START INPUT

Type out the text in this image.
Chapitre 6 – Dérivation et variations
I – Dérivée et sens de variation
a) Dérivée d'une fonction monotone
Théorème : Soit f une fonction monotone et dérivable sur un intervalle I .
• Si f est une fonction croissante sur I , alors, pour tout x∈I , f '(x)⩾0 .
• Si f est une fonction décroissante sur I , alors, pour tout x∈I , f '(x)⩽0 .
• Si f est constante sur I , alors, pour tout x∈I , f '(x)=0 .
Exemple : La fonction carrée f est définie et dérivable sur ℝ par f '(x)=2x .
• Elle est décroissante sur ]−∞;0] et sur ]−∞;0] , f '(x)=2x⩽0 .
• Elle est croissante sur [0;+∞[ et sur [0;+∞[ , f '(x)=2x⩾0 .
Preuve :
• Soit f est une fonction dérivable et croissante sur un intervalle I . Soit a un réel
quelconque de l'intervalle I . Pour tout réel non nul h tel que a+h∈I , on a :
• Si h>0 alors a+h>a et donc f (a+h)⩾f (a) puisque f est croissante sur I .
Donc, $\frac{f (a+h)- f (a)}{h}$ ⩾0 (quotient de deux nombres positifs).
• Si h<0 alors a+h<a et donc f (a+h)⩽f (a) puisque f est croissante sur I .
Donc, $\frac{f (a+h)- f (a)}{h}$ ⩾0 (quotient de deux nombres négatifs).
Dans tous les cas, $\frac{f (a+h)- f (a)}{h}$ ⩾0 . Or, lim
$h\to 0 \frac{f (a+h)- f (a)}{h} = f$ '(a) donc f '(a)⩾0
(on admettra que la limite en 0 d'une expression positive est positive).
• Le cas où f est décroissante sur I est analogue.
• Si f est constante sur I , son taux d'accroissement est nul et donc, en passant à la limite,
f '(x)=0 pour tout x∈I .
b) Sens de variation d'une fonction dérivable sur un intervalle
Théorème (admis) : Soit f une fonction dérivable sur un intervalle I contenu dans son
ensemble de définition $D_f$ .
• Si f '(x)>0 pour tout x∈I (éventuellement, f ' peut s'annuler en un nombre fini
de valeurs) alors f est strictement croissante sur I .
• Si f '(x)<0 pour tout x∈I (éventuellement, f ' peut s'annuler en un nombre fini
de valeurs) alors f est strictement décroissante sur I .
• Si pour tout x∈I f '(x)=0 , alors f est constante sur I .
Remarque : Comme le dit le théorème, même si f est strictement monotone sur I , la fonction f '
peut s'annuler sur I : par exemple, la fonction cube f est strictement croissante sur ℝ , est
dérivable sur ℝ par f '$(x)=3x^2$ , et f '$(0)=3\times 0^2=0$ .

END INPUT

■ WHAT IS REQUIRED
Pull out every line holding "constante" from the records above, and copy it.

■ COMPLETE RESPONSE
• Si f est constante sur I , alors, pour tout x∈I , f '(x)=0 .
• Si f est constante sur I , son taux d'accroissement est nul et donc, en passant à la limite,
• Si pour tout x∈I f '(x)=0 , alors f est constante sur I .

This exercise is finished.